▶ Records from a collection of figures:

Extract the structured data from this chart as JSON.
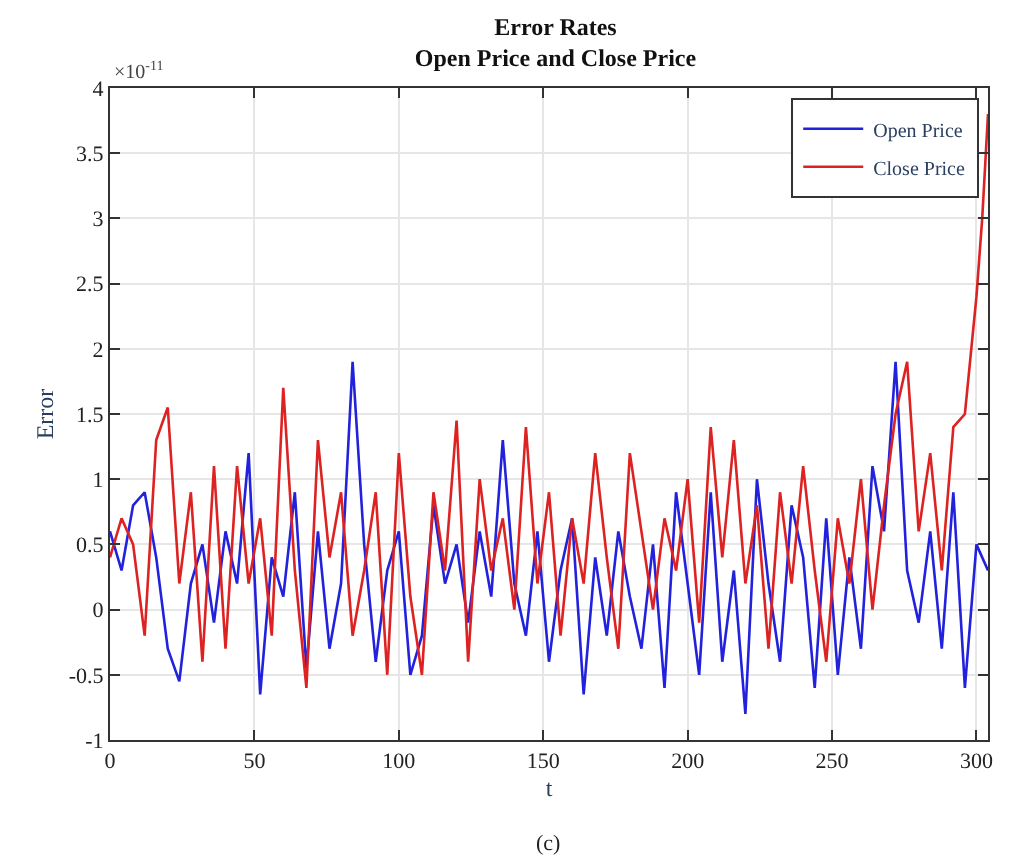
{
  "chart_data": {
    "type": "line",
    "title": "Error Rates",
    "subtitle": "Open Price and Close Price",
    "xlabel": "t",
    "ylabel": "Error",
    "annotations": [
      "×10$^{-11}$",
      "(c)"
    ],
    "xlim": [
      0,
      304
    ],
    "xticks": [
      0,
      50,
      100,
      150,
      200,
      250,
      300
    ],
    "ylim": [
      -1,
      4
    ],
    "yticks": [
      -1,
      -0.5,
      0,
      0.5,
      1,
      1.5,
      2,
      2.5,
      3,
      3.5,
      4
    ],
    "grid": true,
    "legend": "top right",
    "marker": "none",
    "line_style": "solid",
    "series": [
      {
        "name": "Open Price",
        "color": "#2222dd",
        "x": [
          0,
          4,
          8,
          12,
          16,
          20,
          24,
          28,
          32,
          36,
          40,
          44,
          48,
          52,
          56,
          60,
          64,
          68,
          72,
          76,
          80,
          84,
          88,
          92,
          96,
          100,
          104,
          108,
          112,
          116,
          120,
          124,
          128,
          132,
          136,
          140,
          144,
          148,
          152,
          156,
          160,
          164,
          168,
          172,
          176,
          180,
          184,
          188,
          192,
          196,
          200,
          204,
          208,
          212,
          216,
          220,
          224,
          228,
          232,
          236,
          240,
          244,
          248,
          252,
          256,
          260,
          264,
          268,
          272,
          276,
          280,
          284,
          288,
          292,
          296,
          300,
          304
        ],
        "values": [
          0.6,
          0.3,
          0.8,
          0.9,
          0.4,
          -0.3,
          -0.55,
          0.2,
          0.5,
          -0.1,
          0.6,
          0.2,
          1.2,
          -0.65,
          0.4,
          0.1,
          0.9,
          -0.45,
          0.6,
          -0.3,
          0.2,
          1.9,
          0.5,
          -0.4,
          0.3,
          0.6,
          -0.5,
          -0.2,
          0.8,
          0.2,
          0.5,
          -0.1,
          0.6,
          0.1,
          1.3,
          0.2,
          -0.2,
          0.6,
          -0.4,
          0.3,
          0.7,
          -0.65,
          0.4,
          -0.2,
          0.6,
          0.1,
          -0.3,
          0.5,
          -0.6,
          0.9,
          0.2,
          -0.5,
          0.9,
          -0.4,
          0.3,
          -0.8,
          1.0,
          0.2,
          -0.4,
          0.8,
          0.4,
          -0.6,
          0.7,
          -0.5,
          0.4,
          -0.3,
          1.1,
          0.6,
          1.9,
          0.3,
          -0.1,
          0.6,
          -0.3,
          0.9,
          -0.6,
          0.5,
          0.3
        ]
      },
      {
        "name": "Close Price",
        "color": "#dd2222",
        "x": [
          0,
          4,
          8,
          12,
          16,
          20,
          24,
          28,
          32,
          36,
          40,
          44,
          48,
          52,
          56,
          60,
          64,
          68,
          72,
          76,
          80,
          84,
          88,
          92,
          96,
          100,
          104,
          108,
          112,
          116,
          120,
          124,
          128,
          132,
          136,
          140,
          144,
          148,
          152,
          156,
          160,
          164,
          168,
          172,
          176,
          180,
          184,
          188,
          192,
          196,
          200,
          204,
          208,
          212,
          216,
          220,
          224,
          228,
          232,
          236,
          240,
          244,
          248,
          252,
          256,
          260,
          264,
          268,
          272,
          276,
          280,
          284,
          288,
          292,
          296,
          300,
          302,
          304
        ],
        "values": [
          0.4,
          0.7,
          0.5,
          -0.2,
          1.3,
          1.55,
          0.2,
          0.9,
          -0.4,
          1.1,
          -0.3,
          1.1,
          0.2,
          0.7,
          -0.2,
          1.7,
          0.3,
          -0.6,
          1.3,
          0.4,
          0.9,
          -0.2,
          0.3,
          0.9,
          -0.5,
          1.2,
          0.1,
          -0.5,
          0.9,
          0.3,
          1.45,
          -0.4,
          1.0,
          0.3,
          0.7,
          0.0,
          1.4,
          0.2,
          0.9,
          -0.2,
          0.7,
          0.2,
          1.2,
          0.4,
          -0.3,
          1.2,
          0.6,
          0.0,
          0.7,
          0.3,
          1.0,
          -0.1,
          1.4,
          0.4,
          1.3,
          0.2,
          0.8,
          -0.3,
          0.9,
          0.2,
          1.1,
          0.3,
          -0.4,
          0.7,
          0.2,
          1.0,
          0.0,
          0.8,
          1.5,
          1.9,
          0.6,
          1.2,
          0.3,
          1.4,
          1.5,
          2.4,
          3.0,
          3.8
        ]
      }
    ]
  }
}
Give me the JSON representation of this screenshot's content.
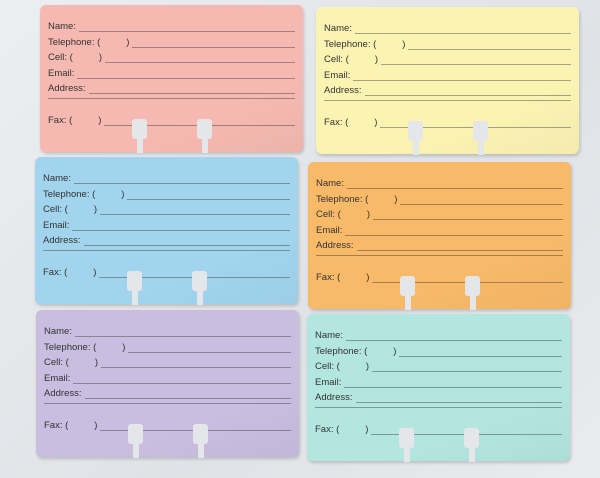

▶ What is required:
Give every record back exactly as it reads, with no images.

▶ Task output:
Extract the structured data from this chart as JSON.
{
  "chart_data": {
    "type": "line",
    "title": "Error Rates",
    "subtitle": "Open Price and Close Price",
    "xlabel": "t",
    "ylabel": "Error",
    "annotations": [
      "×10$^{-11}$",
      "(c)"
    ],
    "xlim": [
      0,
      304
    ],
    "xticks": [
      0,
      50,
      100,
      150,
      200,
      250,
      300
    ],
    "ylim": [
      -1,
      4
    ],
    "yticks": [
      -1,
      -0.5,
      0,
      0.5,
      1,
      1.5,
      2,
      2.5,
      3,
      3.5,
      4
    ],
    "grid": true,
    "legend": "top right",
    "marker": "none",
    "line_style": "solid",
    "series": [
      {
        "name": "Open Price",
        "color": "#2222dd",
        "x": [
          0,
          4,
          8,
          12,
          16,
          20,
          24,
          28,
          32,
          36,
          40,
          44,
          48,
          52,
          56,
          60,
          64,
          68,
          72,
          76,
          80,
          84,
          88,
          92,
          96,
          100,
          104,
          108,
          112,
          116,
          120,
          124,
          128,
          132,
          136,
          140,
          144,
          148,
          152,
          156,
          160,
          164,
          168,
          172,
          176,
          180,
          184,
          188,
          192,
          196,
          200,
          204,
          208,
          212,
          216,
          220,
          224,
          228,
          232,
          236,
          240,
          244,
          248,
          252,
          256,
          260,
          264,
          268,
          272,
          276,
          280,
          284,
          288,
          292,
          296,
          300,
          304
        ],
        "values": [
          0.6,
          0.3,
          0.8,
          0.9,
          0.4,
          -0.3,
          -0.55,
          0.2,
          0.5,
          -0.1,
          0.6,
          0.2,
          1.2,
          -0.65,
          0.4,
          0.1,
          0.9,
          -0.45,
          0.6,
          -0.3,
          0.2,
          1.9,
          0.5,
          -0.4,
          0.3,
          0.6,
          -0.5,
          -0.2,
          0.8,
          0.2,
          0.5,
          -0.1,
          0.6,
          0.1,
          1.3,
          0.2,
          -0.2,
          0.6,
          -0.4,
          0.3,
          0.7,
          -0.65,
          0.4,
          -0.2,
          0.6,
          0.1,
          -0.3,
          0.5,
          -0.6,
          0.9,
          0.2,
          -0.5,
          0.9,
          -0.4,
          0.3,
          -0.8,
          1.0,
          0.2,
          -0.4,
          0.8,
          0.4,
          -0.6,
          0.7,
          -0.5,
          0.4,
          -0.3,
          1.1,
          0.6,
          1.9,
          0.3,
          -0.1,
          0.6,
          -0.3,
          0.9,
          -0.6,
          0.5,
          0.3
        ]
      },
      {
        "name": "Close Price",
        "color": "#dd2222",
        "x": [
          0,
          4,
          8,
          12,
          16,
          20,
          24,
          28,
          32,
          36,
          40,
          44,
          48,
          52,
          56,
          60,
          64,
          68,
          72,
          76,
          80,
          84,
          88,
          92,
          96,
          100,
          104,
          108,
          112,
          116,
          120,
          124,
          128,
          132,
          136,
          140,
          144,
          148,
          152,
          156,
          160,
          164,
          168,
          172,
          176,
          180,
          184,
          188,
          192,
          196,
          200,
          204,
          208,
          212,
          216,
          220,
          224,
          228,
          232,
          236,
          240,
          244,
          248,
          252,
          256,
          260,
          264,
          268,
          272,
          276,
          280,
          284,
          288,
          292,
          296,
          300,
          302,
          304
        ],
        "values": [
          0.4,
          0.7,
          0.5,
          -0.2,
          1.3,
          1.55,
          0.2,
          0.9,
          -0.4,
          1.1,
          -0.3,
          1.1,
          0.2,
          0.7,
          -0.2,
          1.7,
          0.3,
          -0.6,
          1.3,
          0.4,
          0.9,
          -0.2,
          0.3,
          0.9,
          -0.5,
          1.2,
          0.1,
          -0.5,
          0.9,
          0.3,
          1.45,
          -0.4,
          1.0,
          0.3,
          0.7,
          0.0,
          1.4,
          0.2,
          0.9,
          -0.2,
          0.7,
          0.2,
          1.2,
          0.4,
          -0.3,
          1.2,
          0.6,
          0.0,
          0.7,
          0.3,
          1.0,
          -0.1,
          1.4,
          0.4,
          1.3,
          0.2,
          0.8,
          -0.3,
          0.9,
          0.2,
          1.1,
          0.3,
          -0.4,
          0.7,
          0.2,
          1.0,
          0.0,
          0.8,
          1.5,
          1.9,
          0.6,
          1.2,
          0.3,
          1.4,
          1.5,
          2.4,
          3.0,
          3.8
        ]
      }
    ]
  }
}
Give me the JSON representation of this screenshot's content.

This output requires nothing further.